**Your goal:** Find how many lines in the material contain "this"; your answer should be that number alone.

**Task input:**
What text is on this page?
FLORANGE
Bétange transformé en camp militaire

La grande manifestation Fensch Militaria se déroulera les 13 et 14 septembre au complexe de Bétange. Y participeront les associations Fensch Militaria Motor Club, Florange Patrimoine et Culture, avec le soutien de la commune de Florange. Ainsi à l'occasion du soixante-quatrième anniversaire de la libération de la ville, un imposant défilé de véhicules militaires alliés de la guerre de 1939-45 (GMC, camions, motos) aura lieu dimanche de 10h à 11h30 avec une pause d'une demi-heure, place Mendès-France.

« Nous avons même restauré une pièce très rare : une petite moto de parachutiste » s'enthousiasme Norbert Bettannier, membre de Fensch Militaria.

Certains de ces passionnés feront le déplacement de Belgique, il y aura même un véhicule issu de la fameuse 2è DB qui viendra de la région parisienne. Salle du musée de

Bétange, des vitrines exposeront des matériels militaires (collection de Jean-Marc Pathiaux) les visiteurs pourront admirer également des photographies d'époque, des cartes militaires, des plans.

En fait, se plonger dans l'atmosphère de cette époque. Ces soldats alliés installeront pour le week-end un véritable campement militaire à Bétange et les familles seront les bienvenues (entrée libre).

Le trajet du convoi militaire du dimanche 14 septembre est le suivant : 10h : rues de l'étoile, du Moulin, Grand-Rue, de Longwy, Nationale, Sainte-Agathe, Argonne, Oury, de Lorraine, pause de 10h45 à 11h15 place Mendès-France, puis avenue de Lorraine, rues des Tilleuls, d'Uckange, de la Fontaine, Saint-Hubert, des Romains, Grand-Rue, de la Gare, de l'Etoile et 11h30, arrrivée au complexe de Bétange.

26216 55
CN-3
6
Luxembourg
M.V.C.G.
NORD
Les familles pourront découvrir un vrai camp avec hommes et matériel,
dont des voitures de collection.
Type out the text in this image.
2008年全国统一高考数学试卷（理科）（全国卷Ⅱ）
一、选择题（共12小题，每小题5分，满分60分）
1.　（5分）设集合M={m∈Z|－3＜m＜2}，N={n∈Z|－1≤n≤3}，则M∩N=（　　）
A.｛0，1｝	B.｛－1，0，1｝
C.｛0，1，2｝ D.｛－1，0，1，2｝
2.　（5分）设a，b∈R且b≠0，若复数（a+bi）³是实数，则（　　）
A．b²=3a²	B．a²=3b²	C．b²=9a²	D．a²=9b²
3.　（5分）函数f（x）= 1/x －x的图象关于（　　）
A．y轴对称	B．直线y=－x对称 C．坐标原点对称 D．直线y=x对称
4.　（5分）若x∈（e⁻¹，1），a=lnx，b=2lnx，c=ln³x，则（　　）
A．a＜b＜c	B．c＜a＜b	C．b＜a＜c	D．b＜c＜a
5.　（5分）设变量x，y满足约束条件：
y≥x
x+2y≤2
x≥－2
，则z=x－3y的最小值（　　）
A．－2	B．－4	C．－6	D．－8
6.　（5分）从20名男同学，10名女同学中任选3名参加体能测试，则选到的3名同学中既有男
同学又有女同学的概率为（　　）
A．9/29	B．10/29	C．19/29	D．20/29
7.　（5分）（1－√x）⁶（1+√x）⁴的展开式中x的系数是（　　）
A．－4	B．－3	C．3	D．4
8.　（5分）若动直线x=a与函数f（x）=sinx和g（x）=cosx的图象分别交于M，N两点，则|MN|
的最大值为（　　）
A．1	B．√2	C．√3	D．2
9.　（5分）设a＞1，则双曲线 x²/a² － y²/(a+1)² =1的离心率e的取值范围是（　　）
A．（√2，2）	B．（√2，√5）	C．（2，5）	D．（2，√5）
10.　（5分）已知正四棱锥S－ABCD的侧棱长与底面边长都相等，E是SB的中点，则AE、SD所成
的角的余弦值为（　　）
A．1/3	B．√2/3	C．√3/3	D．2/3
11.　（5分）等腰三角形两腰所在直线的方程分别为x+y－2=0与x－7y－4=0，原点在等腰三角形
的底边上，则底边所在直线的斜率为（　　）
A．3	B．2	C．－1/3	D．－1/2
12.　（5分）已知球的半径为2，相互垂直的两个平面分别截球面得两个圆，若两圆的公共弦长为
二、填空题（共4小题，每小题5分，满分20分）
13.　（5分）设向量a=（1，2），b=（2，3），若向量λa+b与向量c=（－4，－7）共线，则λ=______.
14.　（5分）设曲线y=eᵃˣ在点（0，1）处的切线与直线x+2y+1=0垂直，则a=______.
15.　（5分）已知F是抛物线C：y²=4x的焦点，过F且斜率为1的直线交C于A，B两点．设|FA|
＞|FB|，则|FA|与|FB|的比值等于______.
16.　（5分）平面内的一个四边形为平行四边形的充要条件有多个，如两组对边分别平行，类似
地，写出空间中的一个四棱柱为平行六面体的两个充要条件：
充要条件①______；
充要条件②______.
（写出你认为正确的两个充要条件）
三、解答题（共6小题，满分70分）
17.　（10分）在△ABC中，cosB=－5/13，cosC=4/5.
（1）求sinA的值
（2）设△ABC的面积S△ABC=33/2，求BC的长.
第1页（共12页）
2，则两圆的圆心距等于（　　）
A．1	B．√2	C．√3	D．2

**Finished answer:** 2